▶ _Goal of the exercise_
Reproduce every entry in the listing without alteration.

▶ _Data provided_
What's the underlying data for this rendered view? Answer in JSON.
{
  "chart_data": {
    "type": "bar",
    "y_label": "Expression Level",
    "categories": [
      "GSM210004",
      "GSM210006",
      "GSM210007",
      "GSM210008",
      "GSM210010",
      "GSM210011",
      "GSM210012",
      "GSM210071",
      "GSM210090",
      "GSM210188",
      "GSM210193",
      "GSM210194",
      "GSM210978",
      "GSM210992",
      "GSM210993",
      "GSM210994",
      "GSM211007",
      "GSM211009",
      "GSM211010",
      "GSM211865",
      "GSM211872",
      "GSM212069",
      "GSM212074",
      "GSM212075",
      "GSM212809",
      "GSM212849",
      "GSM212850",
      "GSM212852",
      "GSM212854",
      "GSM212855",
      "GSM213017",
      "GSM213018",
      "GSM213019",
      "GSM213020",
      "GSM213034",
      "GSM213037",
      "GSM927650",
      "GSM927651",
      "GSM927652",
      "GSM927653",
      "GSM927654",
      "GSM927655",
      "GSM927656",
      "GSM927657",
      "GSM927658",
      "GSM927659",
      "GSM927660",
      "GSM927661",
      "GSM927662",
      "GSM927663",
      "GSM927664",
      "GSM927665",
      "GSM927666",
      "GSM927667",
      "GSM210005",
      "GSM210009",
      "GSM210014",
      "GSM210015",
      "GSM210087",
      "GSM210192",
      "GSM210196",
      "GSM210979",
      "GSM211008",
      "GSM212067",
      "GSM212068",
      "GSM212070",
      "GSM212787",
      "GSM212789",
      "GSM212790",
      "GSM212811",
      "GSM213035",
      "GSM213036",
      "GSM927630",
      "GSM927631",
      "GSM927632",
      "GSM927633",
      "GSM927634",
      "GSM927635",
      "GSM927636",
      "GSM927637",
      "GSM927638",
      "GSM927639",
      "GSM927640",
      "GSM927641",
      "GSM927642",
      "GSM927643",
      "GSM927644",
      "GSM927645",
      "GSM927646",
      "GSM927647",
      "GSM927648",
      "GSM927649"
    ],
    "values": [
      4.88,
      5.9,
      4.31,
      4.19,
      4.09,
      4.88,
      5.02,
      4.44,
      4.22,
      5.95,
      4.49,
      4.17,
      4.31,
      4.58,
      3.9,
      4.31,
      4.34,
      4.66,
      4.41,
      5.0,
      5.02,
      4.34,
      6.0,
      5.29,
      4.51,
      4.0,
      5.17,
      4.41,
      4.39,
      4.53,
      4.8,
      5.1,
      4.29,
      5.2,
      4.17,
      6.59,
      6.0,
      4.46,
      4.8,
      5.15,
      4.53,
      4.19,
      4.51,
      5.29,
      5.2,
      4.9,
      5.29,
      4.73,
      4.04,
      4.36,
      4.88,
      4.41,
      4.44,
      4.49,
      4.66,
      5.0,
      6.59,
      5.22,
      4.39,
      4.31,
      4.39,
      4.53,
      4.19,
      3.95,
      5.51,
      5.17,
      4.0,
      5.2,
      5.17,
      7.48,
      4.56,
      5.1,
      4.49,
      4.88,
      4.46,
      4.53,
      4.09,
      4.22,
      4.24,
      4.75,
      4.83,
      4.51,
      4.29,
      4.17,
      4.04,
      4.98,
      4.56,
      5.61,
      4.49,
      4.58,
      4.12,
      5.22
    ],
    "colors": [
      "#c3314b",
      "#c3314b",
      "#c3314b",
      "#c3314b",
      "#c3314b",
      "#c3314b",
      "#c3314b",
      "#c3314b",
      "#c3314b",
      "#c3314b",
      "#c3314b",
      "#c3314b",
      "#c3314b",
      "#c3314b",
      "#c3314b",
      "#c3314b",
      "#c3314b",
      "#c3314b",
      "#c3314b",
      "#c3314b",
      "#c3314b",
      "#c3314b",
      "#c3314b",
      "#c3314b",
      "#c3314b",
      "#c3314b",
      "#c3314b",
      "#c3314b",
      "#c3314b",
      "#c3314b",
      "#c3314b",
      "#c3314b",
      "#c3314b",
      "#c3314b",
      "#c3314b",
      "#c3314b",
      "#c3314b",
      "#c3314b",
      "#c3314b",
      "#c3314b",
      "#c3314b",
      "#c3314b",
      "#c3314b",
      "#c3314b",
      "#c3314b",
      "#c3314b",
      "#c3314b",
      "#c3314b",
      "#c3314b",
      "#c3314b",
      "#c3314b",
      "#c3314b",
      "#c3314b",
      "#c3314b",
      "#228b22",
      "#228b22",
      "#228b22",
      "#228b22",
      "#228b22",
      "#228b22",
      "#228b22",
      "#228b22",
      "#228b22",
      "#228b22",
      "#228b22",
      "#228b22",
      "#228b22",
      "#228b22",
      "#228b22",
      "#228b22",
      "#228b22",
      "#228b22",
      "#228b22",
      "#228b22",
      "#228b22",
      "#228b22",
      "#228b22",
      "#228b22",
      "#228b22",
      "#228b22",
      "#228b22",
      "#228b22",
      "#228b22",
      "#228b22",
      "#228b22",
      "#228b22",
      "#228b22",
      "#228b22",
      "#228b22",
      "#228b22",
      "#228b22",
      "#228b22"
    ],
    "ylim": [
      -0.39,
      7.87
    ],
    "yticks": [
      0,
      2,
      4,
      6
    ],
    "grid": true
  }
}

▶ _Reply_
What's the underlying data for this rendered view? Answer in JSON.
{
  "chart_data": {
    "type": "bar",
    "y_label": "Expression Level",
    "categories": [
      "GSM210004",
      "GSM210006",
      "GSM210007",
      "GSM210008",
      "GSM210010",
      "GSM210011",
      "GSM210012",
      "GSM210071",
      "GSM210090",
      "GSM210188",
      "GSM210193",
      "GSM210194",
      "GSM210978",
      "GSM210992",
      "GSM210993",
      "GSM210994",
      "GSM211007",
      "GSM211009",
      "GSM211010",
      "GSM211865",
      "GSM211872",
      "GSM212069",
      "GSM212074",
      "GSM212075",
      "GSM212809",
      "GSM212849",
      "GSM212850",
      "GSM212852",
      "GSM212854",
      "GSM212855",
      "GSM213017",
      "GSM213018",
      "GSM213019",
      "GSM213020",
      "GSM213034",
      "GSM213037",
      "GSM927650",
      "GSM927651",
      "GSM927652",
      "GSM927653",
      "GSM927654",
      "GSM927655",
      "GSM927656",
      "GSM927657",
      "GSM927658",
      "GSM927659",
      "GSM927660",
      "GSM927661",
      "GSM927662",
      "GSM927663",
      "GSM927664",
      "GSM927665",
      "GSM927666",
      "GSM927667",
      "GSM210005",
      "GSM210009",
      "GSM210014",
      "GSM210015",
      "GSM210087",
      "GSM210192",
      "GSM210196",
      "GSM210979",
      "GSM211008",
      "GSM212067",
      "GSM212068",
      "GSM212070",
      "GSM212787",
      "GSM212789",
      "GSM212790",
      "GSM212811",
      "GSM213035",
      "GSM213036",
      "GSM927630",
      "GSM927631",
      "GSM927632",
      "GSM927633",
      "GSM927634",
      "GSM927635",
      "GSM927636",
      "GSM927637",
      "GSM927638",
      "GSM927639",
      "GSM927640",
      "GSM927641",
      "GSM927642",
      "GSM927643",
      "GSM927644",
      "GSM927645",
      "GSM927646",
      "GSM927647",
      "GSM927648",
      "GSM927649"
    ],
    "values": [
      4.88,
      5.9,
      4.31,
      4.19,
      4.09,
      4.88,
      5.02,
      4.44,
      4.22,
      5.95,
      4.49,
      4.17,
      4.31,
      4.58,
      3.9,
      4.31,
      4.34,
      4.66,
      4.41,
      5.0,
      5.02,
      4.34,
      6.0,
      5.29,
      4.51,
      4.0,
      5.17,
      4.41,
      4.39,
      4.53,
      4.8,
      5.1,
      4.29,
      5.2,
      4.17,
      6.59,
      6.0,
      4.46,
      4.8,
      5.15,
      4.53,
      4.19,
      4.51,
      5.29,
      5.2,
      4.9,
      5.29,
      4.73,
      4.04,
      4.36,
      4.88,
      4.41,
      4.44,
      4.49,
      4.66,
      5.0,
      6.59,
      5.22,
      4.39,
      4.31,
      4.39,
      4.53,
      4.19,
      3.95,
      5.51,
      5.17,
      4.0,
      5.2,
      5.17,
      7.48,
      4.56,
      5.1,
      4.49,
      4.88,
      4.46,
      4.53,
      4.09,
      4.22,
      4.24,
      4.75,
      4.83,
      4.51,
      4.29,
      4.17,
      4.04,
      4.98,
      4.56,
      5.61,
      4.49,
      4.58,
      4.12,
      5.22
    ],
    "colors": [
      "#c3314b",
      "#c3314b",
      "#c3314b",
      "#c3314b",
      "#c3314b",
      "#c3314b",
      "#c3314b",
      "#c3314b",
      "#c3314b",
      "#c3314b",
      "#c3314b",
      "#c3314b",
      "#c3314b",
      "#c3314b",
      "#c3314b",
      "#c3314b",
      "#c3314b",
      "#c3314b",
      "#c3314b",
      "#c3314b",
      "#c3314b",
      "#c3314b",
      "#c3314b",
      "#c3314b",
      "#c3314b",
      "#c3314b",
      "#c3314b",
      "#c3314b",
      "#c3314b",
      "#c3314b",
      "#c3314b",
      "#c3314b",
      "#c3314b",
      "#c3314b",
      "#c3314b",
      "#c3314b",
      "#c3314b",
      "#c3314b",
      "#c3314b",
      "#c3314b",
      "#c3314b",
      "#c3314b",
      "#c3314b",
      "#c3314b",
      "#c3314b",
      "#c3314b",
      "#c3314b",
      "#c3314b",
      "#c3314b",
      "#c3314b",
      "#c3314b",
      "#c3314b",
      "#c3314b",
      "#c3314b",
      "#228b22",
      "#228b22",
      "#228b22",
      "#228b22",
      "#228b22",
      "#228b22",
      "#228b22",
      "#228b22",
      "#228b22",
      "#228b22",
      "#228b22",
      "#228b22",
      "#228b22",
      "#228b22",
      "#228b22",
      "#228b22",
      "#228b22",
      "#228b22",
      "#228b22",
      "#228b22",
      "#228b22",
      "#228b22",
      "#228b22",
      "#228b22",
      "#228b22",
      "#228b22",
      "#228b22",
      "#228b22",
      "#228b22",
      "#228b22",
      "#228b22",
      "#228b22",
      "#228b22",
      "#228b22",
      "#228b22",
      "#228b22",
      "#228b22",
      "#228b22"
    ],
    "ylim": [
      -0.39,
      7.87
    ],
    "yticks": [
      0,
      2,
      4,
      6
    ],
    "grid": true
  }
}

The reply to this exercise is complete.